::: Source data :::

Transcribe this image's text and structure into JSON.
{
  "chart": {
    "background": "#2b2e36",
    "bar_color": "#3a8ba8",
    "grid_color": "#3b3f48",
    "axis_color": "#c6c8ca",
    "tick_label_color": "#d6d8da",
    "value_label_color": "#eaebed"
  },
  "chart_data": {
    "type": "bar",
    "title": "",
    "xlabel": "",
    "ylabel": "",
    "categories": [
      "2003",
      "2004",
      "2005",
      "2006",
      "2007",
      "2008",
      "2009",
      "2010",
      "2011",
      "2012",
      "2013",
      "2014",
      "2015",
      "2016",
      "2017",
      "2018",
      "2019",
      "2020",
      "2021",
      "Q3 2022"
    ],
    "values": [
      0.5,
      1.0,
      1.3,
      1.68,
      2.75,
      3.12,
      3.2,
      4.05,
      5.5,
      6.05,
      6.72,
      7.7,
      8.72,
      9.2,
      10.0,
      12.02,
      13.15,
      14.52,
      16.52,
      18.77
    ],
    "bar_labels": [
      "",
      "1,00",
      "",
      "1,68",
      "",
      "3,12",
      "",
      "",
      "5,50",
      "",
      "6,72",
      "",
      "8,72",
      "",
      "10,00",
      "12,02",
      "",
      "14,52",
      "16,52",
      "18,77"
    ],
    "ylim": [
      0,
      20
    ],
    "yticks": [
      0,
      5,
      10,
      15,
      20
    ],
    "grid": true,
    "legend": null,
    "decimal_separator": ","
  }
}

:::

◆ Required work
Reproduce the entries above exactly.

◆ Final result
Transcribe this image's text and structure into JSON.
{
  "chart": {
    "background": "#2b2e36",
    "bar_color": "#3a8ba8",
    "grid_color": "#3b3f48",
    "axis_color": "#c6c8ca",
    "tick_label_color": "#d6d8da",
    "value_label_color": "#eaebed"
  },
  "chart_data": {
    "type": "bar",
    "title": "",
    "xlabel": "",
    "ylabel": "",
    "categories": [
      "2003",
      "2004",
      "2005",
      "2006",
      "2007",
      "2008",
      "2009",
      "2010",
      "2011",
      "2012",
      "2013",
      "2014",
      "2015",
      "2016",
      "2017",
      "2018",
      "2019",
      "2020",
      "2021",
      "Q3 2022"
    ],
    "values": [
      0.5,
      1.0,
      1.3,
      1.68,
      2.75,
      3.12,
      3.2,
      4.05,
      5.5,
      6.05,
      6.72,
      7.7,
      8.72,
      9.2,
      10.0,
      12.02,
      13.15,
      14.52,
      16.52,
      18.77
    ],
    "bar_labels": [
      "",
      "1,00",
      "",
      "1,68",
      "",
      "3,12",
      "",
      "",
      "5,50",
      "",
      "6,72",
      "",
      "8,72",
      "",
      "10,00",
      "12,02",
      "",
      "14,52",
      "16,52",
      "18,77"
    ],
    "ylim": [
      0,
      20
    ],
    "yticks": [
      0,
      5,
      10,
      15,
      20
    ],
    "grid": true,
    "legend": null,
    "decimal_separator": ","
  }
}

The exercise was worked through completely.